What this task involves: Repeat each entry exactly and drop the pictures.

━━━━━━━━

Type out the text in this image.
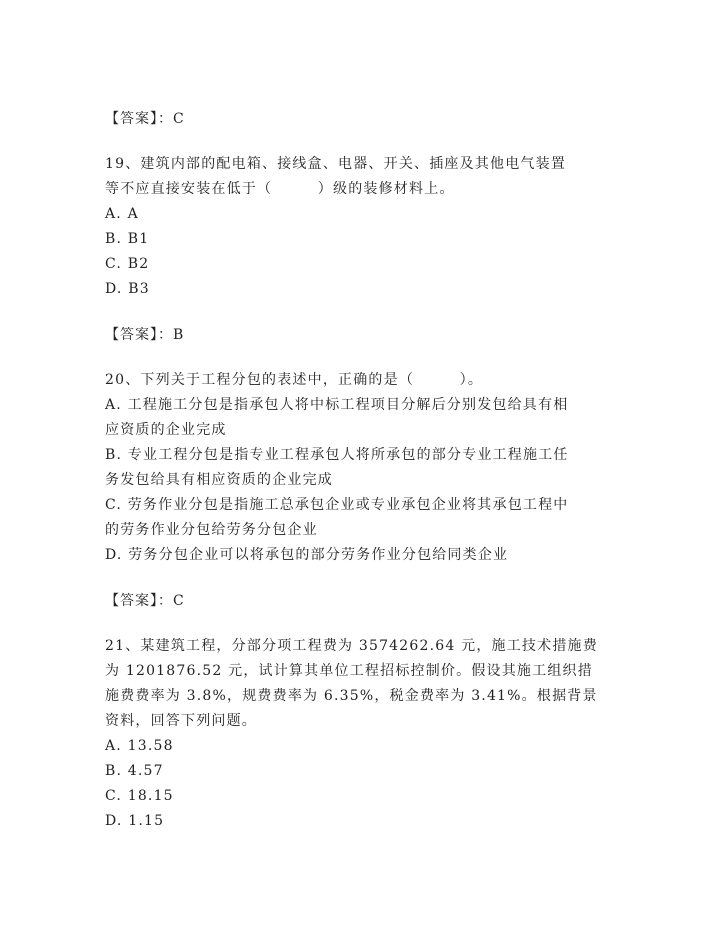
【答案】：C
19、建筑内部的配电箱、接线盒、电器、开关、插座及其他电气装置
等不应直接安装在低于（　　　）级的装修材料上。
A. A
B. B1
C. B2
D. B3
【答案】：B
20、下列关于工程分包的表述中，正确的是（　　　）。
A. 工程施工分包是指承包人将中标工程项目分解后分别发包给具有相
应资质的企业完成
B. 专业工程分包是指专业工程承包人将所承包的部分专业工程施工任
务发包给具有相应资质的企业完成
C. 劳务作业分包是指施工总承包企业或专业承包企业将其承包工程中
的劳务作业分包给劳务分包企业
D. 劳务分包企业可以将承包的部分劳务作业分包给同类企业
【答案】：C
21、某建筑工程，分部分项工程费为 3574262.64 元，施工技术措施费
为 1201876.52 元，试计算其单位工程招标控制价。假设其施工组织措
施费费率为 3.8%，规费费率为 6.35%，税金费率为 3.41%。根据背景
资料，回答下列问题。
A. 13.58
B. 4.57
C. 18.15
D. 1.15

━━━━━━━━

The answer:
Type out the text in this image.
【答案】：C
19、建筑内部的配电箱、接线盒、电器、开关、插座及其他电气装置
等不应直接安装在低于（　　　）级的装修材料上。
A. A
B. B1
C. B2
D. B3
【答案】：B
20、下列关于工程分包的表述中，正确的是（　　　）。
A. 工程施工分包是指承包人将中标工程项目分解后分别发包给具有相
应资质的企业完成
B. 专业工程分包是指专业工程承包人将所承包的部分专业工程施工任
务发包给具有相应资质的企业完成
C. 劳务作业分包是指施工总承包企业或专业承包企业将其承包工程中
的劳务作业分包给劳务分包企业
D. 劳务分包企业可以将承包的部分劳务作业分包给同类企业
【答案】：C
21、某建筑工程，分部分项工程费为 3574262.64 元，施工技术措施费
为 1201876.52 元，试计算其单位工程招标控制价。假设其施工组织措
施费费率为 3.8%，规费费率为 6.35%，税金费率为 3.41%。根据背景
资料，回答下列问题。
A. 13.58
B. 4.57
C. 18.15
D. 1.15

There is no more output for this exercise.